→ **Exercise aim**: Can you present all of the lines below as a Markdown table with the columns Row and Line, numbering each row and omitting any blank lines?

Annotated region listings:
◆ ◆ ◆ ◆ ◆

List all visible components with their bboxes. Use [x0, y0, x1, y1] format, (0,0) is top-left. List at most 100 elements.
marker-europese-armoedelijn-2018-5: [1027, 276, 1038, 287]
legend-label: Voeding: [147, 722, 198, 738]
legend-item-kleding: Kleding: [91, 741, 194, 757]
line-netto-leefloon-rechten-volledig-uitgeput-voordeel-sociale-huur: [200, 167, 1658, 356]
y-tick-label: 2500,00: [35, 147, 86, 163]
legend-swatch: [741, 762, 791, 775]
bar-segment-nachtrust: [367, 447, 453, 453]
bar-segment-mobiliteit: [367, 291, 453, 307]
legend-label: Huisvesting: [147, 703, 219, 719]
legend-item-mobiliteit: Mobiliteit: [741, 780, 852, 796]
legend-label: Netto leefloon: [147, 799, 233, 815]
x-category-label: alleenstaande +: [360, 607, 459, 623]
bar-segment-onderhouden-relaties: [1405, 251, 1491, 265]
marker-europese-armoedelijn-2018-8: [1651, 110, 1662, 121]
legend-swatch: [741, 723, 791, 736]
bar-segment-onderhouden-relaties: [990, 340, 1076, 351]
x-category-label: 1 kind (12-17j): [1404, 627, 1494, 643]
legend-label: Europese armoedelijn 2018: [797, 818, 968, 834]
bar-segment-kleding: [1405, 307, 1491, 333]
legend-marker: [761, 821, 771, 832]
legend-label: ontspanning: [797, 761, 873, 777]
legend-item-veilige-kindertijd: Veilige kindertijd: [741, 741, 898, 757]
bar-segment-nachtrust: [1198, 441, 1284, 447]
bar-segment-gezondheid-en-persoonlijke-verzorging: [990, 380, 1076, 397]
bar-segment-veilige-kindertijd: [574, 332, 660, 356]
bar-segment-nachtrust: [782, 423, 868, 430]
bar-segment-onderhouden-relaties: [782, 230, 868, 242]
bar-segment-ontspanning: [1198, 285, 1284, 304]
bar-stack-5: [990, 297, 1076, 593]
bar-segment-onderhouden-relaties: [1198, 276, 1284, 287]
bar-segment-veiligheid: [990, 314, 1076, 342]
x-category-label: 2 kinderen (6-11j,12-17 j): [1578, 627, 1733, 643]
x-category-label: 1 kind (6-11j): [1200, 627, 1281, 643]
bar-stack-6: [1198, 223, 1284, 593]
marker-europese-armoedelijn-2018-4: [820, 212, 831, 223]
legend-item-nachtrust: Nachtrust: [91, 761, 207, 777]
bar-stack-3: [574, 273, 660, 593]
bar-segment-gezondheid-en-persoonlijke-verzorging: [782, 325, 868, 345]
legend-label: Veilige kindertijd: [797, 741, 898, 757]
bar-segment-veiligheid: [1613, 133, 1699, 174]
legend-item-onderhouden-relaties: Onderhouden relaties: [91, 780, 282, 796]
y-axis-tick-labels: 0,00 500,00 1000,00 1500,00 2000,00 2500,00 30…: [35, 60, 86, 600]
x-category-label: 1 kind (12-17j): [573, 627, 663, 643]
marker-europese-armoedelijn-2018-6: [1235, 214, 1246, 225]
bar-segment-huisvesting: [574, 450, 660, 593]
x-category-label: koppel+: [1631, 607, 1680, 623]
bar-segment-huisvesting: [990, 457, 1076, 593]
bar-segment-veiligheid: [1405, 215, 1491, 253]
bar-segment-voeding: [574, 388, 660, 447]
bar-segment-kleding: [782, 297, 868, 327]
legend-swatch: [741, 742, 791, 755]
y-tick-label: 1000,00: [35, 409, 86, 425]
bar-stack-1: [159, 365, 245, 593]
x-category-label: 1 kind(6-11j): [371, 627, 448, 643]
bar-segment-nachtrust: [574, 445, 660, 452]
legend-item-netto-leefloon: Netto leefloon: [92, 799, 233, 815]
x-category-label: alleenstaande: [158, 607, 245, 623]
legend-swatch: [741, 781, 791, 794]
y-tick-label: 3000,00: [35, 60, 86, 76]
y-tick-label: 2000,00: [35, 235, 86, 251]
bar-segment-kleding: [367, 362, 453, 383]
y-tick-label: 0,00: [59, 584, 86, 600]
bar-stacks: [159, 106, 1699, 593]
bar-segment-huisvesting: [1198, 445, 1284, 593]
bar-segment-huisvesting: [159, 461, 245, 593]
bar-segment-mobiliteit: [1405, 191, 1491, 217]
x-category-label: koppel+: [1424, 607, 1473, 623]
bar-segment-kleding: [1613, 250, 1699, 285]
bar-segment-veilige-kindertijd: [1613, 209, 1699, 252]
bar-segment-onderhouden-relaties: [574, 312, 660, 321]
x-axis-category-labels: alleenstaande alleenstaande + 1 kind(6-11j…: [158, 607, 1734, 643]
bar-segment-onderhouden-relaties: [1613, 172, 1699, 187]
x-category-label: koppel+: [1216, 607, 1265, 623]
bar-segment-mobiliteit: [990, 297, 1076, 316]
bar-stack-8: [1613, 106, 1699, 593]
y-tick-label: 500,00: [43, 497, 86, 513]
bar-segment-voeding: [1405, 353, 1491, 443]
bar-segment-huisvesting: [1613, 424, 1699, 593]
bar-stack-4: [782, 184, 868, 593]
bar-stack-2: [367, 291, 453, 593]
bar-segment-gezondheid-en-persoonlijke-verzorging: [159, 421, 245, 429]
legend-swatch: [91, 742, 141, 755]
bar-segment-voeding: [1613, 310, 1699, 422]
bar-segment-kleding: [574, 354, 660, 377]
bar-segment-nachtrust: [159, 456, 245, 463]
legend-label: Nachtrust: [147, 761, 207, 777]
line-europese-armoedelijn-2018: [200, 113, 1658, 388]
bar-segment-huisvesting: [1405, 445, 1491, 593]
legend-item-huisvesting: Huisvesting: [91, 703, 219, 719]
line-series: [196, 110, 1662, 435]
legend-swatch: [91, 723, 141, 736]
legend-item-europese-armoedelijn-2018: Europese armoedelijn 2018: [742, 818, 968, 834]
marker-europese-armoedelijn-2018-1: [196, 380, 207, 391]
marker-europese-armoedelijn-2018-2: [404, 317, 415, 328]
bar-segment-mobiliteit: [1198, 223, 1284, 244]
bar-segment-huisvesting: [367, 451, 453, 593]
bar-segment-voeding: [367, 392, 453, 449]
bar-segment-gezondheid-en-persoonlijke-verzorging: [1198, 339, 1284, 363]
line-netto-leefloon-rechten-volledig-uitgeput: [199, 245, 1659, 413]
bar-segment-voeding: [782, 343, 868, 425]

◆ ◆ ◆ ◆ ◆

→ **Task answer**:
| Row | Line |
|---|---|
| 1 | List all visible components with their bboxes. Use [x0, y0, x1, y1] format, (0,0) is top-left. List at most 100 elements. |
| 2 | marker-europese-armoedelijn-2018-5: [1027, 276, 1038, 287] |
| 3 | legend-label: Voeding: [147, 722, 198, 738] |
| 4 | legend-item-kleding: Kleding: [91, 741, 194, 757] |
| 5 | line-netto-leefloon-rechten-volledig-uitgeput-voordeel-sociale-huur: [200, 167, 1658, 356] |
| 6 | y-tick-label: 2500,00: [35, 147, 86, 163] |
| 7 | legend-swatch: [741, 762, 791, 775] |
| 8 | bar-segment-nachtrust: [367, 447, 453, 453] |
| 9 | bar-segment-mobiliteit: [367, 291, 453, 307] |
| 10 | legend-label: Huisvesting: [147, 703, 219, 719] |
| 11 | legend-item-mobiliteit: Mobiliteit: [741, 780, 852, 796] |
| 12 | legend-label: Netto leefloon: [147, 799, 233, 815] |
| 13 | x-category-label: alleenstaande +: [360, 607, 459, 623] |
| 14 | bar-segment-onderhouden-relaties: [1405, 251, 1491, 265] |
| 15 | marker-europese-armoedelijn-2018-8: [1651, 110, 1662, 121] |
| 16 | legend-swatch: [741, 723, 791, 736] |
| 17 | bar-segment-onderhouden-relaties: [990, 340, 1076, 351] |
| 18 | x-category-label: 1 kind (12-17j): [1404, 627, 1494, 643] |
| 19 | legend-label: Europese armoedelijn 2018: [797, 818, 968, 834] |
| 20 | bar-segment-kleding: [1405, 307, 1491, 333] |
| 21 | legend-marker: [761, 821, 771, 832] |
| 22 | legend-label: ontspanning: [797, 761, 873, 777] |
| 23 | legend-item-veilige-kindertijd: Veilige kindertijd: [741, 741, 898, 757] |
| 24 | bar-segment-nachtrust: [1198, 441, 1284, 447] |
| 25 | bar-segment-gezondheid-en-persoonlijke-verzorging: [990, 380, 1076, 397] |
| 26 | bar-segment-veilige-kindertijd: [574, 332, 660, 356] |
| 27 | bar-segment-nachtrust: [782, 423, 868, 430] |
| 28 | bar-segment-onderhouden-relaties: [782, 230, 868, 242] |
| 29 | bar-segment-ontspanning: [1198, 285, 1284, 304] |
| 30 | bar-stack-5: [990, 297, 1076, 593] |
| 31 | bar-segment-onderhouden-relaties: [1198, 276, 1284, 287] |
| 32 | bar-segment-veiligheid: [990, 314, 1076, 342] |
| 33 | x-category-label: 2 kinderen (6-11j,12-17 j): [1578, 627, 1733, 643] |
| 34 | x-category-label: 1 kind (6-11j): [1200, 627, 1281, 643] |
| 35 | bar-stack-6: [1198, 223, 1284, 593] |
| 36 | marker-europese-armoedelijn-2018-4: [820, 212, 831, 223] |
| 37 | legend-item-nachtrust: Nachtrust: [91, 761, 207, 777] |
| 38 | bar-stack-3: [574, 273, 660, 593] |
| 39 | bar-segment-gezondheid-en-persoonlijke-verzorging: [782, 325, 868, 345] |
| 40 | legend-label: Veilige kindertijd: [797, 741, 898, 757] |
| 41 | bar-segment-veiligheid: [1613, 133, 1699, 174] |
| 42 | legend-item-onderhouden-relaties: Onderhouden relaties: [91, 780, 282, 796] |
| 43 | y-axis-tick-labels: 0,00 500,00 1000,00 1500,00 2000,00 2500,00 30…: [35, 60, 86, 600] |
| 44 | x-category-label: 1 kind (12-17j): [573, 627, 663, 643] |
| 45 | marker-europese-armoedelijn-2018-6: [1235, 214, 1246, 225] |
| 46 | bar-segment-huisvesting: [574, 450, 660, 593] |
| 47 | x-category-label: koppel+: [1631, 607, 1680, 623] |
| 48 | bar-segment-huisvesting: [990, 457, 1076, 593] |
| 49 | bar-segment-veiligheid: [1405, 215, 1491, 253] |
| 50 | bar-segment-voeding: [574, 388, 660, 447] |
| 51 | bar-segment-kleding: [782, 297, 868, 327] |
| 52 | legend-swatch: [741, 742, 791, 755] |
| 53 | y-tick-label: 1000,00: [35, 409, 86, 425] |
| 54 | bar-stack-1: [159, 365, 245, 593] |
| 55 | x-category-label: 1 kind(6-11j): [371, 627, 448, 643] |
| 56 | bar-segment-nachtrust: [574, 445, 660, 452] |
| 57 | legend-item-netto-leefloon: Netto leefloon: [92, 799, 233, 815] |
| 58 | x-category-label: alleenstaande: [158, 607, 245, 623] |
| 59 | legend-swatch: [741, 781, 791, 794] |
| 60 | y-tick-label: 3000,00: [35, 60, 86, 76] |
| 61 | y-tick-label: 2000,00: [35, 235, 86, 251] |
| 62 | bar-segment-kleding: [367, 362, 453, 383] |
| 63 | y-tick-label: 0,00: [59, 584, 86, 600] |
| 64 | bar-stacks: [159, 106, 1699, 593] |
| 65 | bar-segment-huisvesting: [1198, 445, 1284, 593] |
| 66 | bar-segment-huisvesting: [159, 461, 245, 593] |
| 67 | bar-segment-mobiliteit: [1405, 191, 1491, 217] |
| 68 | x-category-label: koppel+: [1424, 607, 1473, 623] |
| 69 | bar-segment-kleding: [1613, 250, 1699, 285] |
| 70 | bar-segment-veilige-kindertijd: [1613, 209, 1699, 252] |
| 71 | bar-segment-onderhouden-relaties: [574, 312, 660, 321] |
| 72 | x-axis-category-labels: alleenstaande alleenstaande + 1 kind(6-11j…: [158, 607, 1734, 643] |
| 73 | bar-segment-onderhouden-relaties: [1613, 172, 1699, 187] |
| 74 | x-category-label: koppel+: [1216, 607, 1265, 623] |
| 75 | bar-segment-mobiliteit: [990, 297, 1076, 316] |
| 76 | bar-stack-8: [1613, 106, 1699, 593] |
| 77 | y-tick-label: 500,00: [43, 497, 86, 513] |
| 78 | bar-segment-voeding: [1405, 353, 1491, 443] |
| 79 | bar-segment-huisvesting: [1613, 424, 1699, 593] |
| 80 | bar-stack-4: [782, 184, 868, 593] |
| 81 | bar-stack-2: [367, 291, 453, 593] |
| 82 | bar-segment-gezondheid-en-persoonlijke-verzorging: [159, 421, 245, 429] |
| 83 | legend-swatch: [91, 742, 141, 755] |
| 84 | bar-segment-voeding: [1613, 310, 1699, 422] |
| 85 | bar-segment-kleding: [574, 354, 660, 377] |
| 86 | bar-segment-nachtrust: [159, 456, 245, 463] |
| 87 | legend-label: Nachtrust: [147, 761, 207, 777] |
| 88 | line-europese-armoedelijn-2018: [200, 113, 1658, 388] |
| 89 | bar-segment-huisvesting: [1405, 445, 1491, 593] |
| 90 | legend-item-huisvesting: Huisvesting: [91, 703, 219, 719] |
| 91 | line-series: [196, 110, 1662, 435] |
| 92 | legend-swatch: [91, 723, 141, 736] |
| 93 | legend-item-europese-armoedelijn-2018: Europese armoedelijn 2018: [742, 818, 968, 834] |
| 94 | marker-europese-armoedelijn-2018-1: [196, 380, 207, 391] |
| 95 | marker-europese-armoedelijn-2018-2: [404, 317, 415, 328] |
| 96 | bar-segment-mobiliteit: [1198, 223, 1284, 244] |
| 97 | bar-segment-huisvesting: [367, 451, 453, 593] |
| 98 | bar-segment-voeding: [367, 392, 453, 449] |
| 99 | bar-segment-gezondheid-en-persoonlijke-verzorging: [1198, 339, 1284, 363] |
| 100 | line-netto-leefloon-rechten-volledig-uitgeput: [199, 245, 1659, 413] |
| 101 | bar-segment-voeding: [782, 343, 868, 425] |